VA building AI-powered knowledge graph of veteran health
- By Stephanie Kanowitz
- Dec 19, 2016
A partnership between an artificial intelligence firm and the Department of Veterans Affairs seeks to improve health care for veterans while enabling the company to test its technology.
Through the five-year collaboration, which was finalized in October and announced at the end of last month, Flow Health will use machine learning techniques to take aggregated and anonymized VA data and create a knowledge graph that health practitioners can use to better treat veterans.
“Imagine having artificial intelligence that is clinically validated that can help individualize medical decision-making,” Flow Health CEO Alan Meshkin said. The technology can facilitate more personalized care planning by using all of the data resources that the VA has, he said. It can look at past events, “learning from that continuously to help make doctors better doctors.”
The company is tapping into VA’s electronic health records system, the Veterans Information Systems and Technology Architecture, to draw on more than 30 petabytes of longitudinal clinical data from VA records on 22 million veterans over 20-plus years. Longitudinal data looks repeatedly at the same data points and variables over time and can include not just structured data, but also unstructured information like clinical notes.
“A lot of the work is ingesting the clinical notes. That’s probably the largest source of meaningful unstructured data,” Meshkin said. “It’s using natural language processing to really understand … the physicians’ observations when seeing a veteran.”
The company will integrate the data from separate VA sources and build a single cloud-based data repository of veterans’ health information. After scrubbing any identifying information to comply with Health Insurance Portability and Accountability Act privacy requirements, Flow Health will seek out relationships in the graph – classifying and clustering the data -- using algorithms as well as machine and deep learning methods. For example, when a certain set of symptoms appears with frequency in a patient, Flow Health’s platform can start to recognize the pattern and make predictions about what they mean for diagnoses down the road, Meshkin said.

• **DIRECTIONS**
Can you reproduce the article on the VA knowledge graph from "The company will" to "road, Meshkin said.", swapping "repository" for "archive"?

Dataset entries
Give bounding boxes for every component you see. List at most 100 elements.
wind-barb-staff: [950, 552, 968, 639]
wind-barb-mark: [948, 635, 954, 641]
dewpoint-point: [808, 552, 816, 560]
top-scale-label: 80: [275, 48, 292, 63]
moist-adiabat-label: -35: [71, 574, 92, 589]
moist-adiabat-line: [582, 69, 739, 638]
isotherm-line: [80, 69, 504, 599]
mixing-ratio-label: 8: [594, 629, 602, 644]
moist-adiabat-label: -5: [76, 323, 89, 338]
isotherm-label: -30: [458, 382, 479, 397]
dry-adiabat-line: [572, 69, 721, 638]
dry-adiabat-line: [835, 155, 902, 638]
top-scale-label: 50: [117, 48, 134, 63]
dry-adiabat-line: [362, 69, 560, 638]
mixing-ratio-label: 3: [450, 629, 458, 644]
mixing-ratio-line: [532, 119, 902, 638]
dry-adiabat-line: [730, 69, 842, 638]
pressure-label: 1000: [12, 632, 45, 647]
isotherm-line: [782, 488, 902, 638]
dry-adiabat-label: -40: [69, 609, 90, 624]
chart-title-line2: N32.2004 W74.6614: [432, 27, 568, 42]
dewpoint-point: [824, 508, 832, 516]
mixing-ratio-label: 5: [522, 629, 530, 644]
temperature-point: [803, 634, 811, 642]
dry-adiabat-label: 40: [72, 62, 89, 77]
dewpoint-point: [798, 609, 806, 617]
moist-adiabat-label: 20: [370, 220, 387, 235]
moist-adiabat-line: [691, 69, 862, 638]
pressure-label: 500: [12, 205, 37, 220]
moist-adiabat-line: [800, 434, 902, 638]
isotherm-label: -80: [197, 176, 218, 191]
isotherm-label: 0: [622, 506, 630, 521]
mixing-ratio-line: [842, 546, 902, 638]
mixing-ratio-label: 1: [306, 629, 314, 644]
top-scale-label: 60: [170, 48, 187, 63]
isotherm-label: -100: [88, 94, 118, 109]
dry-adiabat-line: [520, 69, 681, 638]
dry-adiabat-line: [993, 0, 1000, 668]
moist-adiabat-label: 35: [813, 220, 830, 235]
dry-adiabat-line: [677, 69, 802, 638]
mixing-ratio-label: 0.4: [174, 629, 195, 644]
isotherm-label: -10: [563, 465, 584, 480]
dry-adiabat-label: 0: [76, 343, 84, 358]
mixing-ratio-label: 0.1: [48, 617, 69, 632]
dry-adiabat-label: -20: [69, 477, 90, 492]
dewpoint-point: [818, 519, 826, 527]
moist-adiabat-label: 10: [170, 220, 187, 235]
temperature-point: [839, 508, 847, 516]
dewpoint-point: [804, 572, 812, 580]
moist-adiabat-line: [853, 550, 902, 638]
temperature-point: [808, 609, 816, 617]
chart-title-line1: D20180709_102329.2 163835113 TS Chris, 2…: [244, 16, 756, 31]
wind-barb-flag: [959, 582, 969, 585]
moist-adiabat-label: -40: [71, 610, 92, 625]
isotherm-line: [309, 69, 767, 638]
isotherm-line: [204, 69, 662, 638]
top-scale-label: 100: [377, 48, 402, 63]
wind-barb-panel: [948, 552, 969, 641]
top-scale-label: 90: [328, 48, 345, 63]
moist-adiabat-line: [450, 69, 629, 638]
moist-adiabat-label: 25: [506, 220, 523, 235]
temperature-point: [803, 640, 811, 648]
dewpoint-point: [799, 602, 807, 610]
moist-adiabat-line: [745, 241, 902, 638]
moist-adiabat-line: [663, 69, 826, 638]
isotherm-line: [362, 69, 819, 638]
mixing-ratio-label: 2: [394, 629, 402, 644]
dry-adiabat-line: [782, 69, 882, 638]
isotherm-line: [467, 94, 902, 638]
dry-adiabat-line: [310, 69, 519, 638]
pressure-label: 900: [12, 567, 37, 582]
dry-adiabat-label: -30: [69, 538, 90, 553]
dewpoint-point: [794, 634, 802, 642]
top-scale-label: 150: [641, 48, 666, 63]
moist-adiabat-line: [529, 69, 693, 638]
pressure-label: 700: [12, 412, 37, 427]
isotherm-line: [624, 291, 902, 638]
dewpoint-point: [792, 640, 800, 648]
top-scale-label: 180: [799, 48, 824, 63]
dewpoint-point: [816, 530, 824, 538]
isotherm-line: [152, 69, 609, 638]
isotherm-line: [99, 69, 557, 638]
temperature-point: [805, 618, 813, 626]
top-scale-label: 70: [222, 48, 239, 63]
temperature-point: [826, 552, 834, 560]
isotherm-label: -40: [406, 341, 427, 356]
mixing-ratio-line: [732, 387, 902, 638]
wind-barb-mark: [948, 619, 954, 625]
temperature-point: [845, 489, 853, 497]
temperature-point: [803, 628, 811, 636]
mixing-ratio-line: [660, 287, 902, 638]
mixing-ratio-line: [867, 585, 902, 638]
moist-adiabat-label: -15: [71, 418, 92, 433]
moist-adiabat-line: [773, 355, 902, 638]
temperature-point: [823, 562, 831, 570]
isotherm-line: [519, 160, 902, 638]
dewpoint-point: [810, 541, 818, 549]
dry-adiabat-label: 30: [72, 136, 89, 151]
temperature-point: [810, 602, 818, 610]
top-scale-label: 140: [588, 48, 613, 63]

• **COMPLETED EXERCISE**
The company will integrate the data from separate VA sources and build a single cloud-based data archive of veterans’ health information. After scrubbing any identifying information to comply with Health Insurance Portability and Accountability Act privacy requirements, Flow Health will seek out relationships in the graph – classifying and clustering the data -- using algorithms as well as machine and deep learning methods. For example, when a certain set of symptoms appears with frequency in a patient, Flow Health’s platform can start to recognize the pattern and make predictions about what they mean for diagnoses down the road, Meshkin said.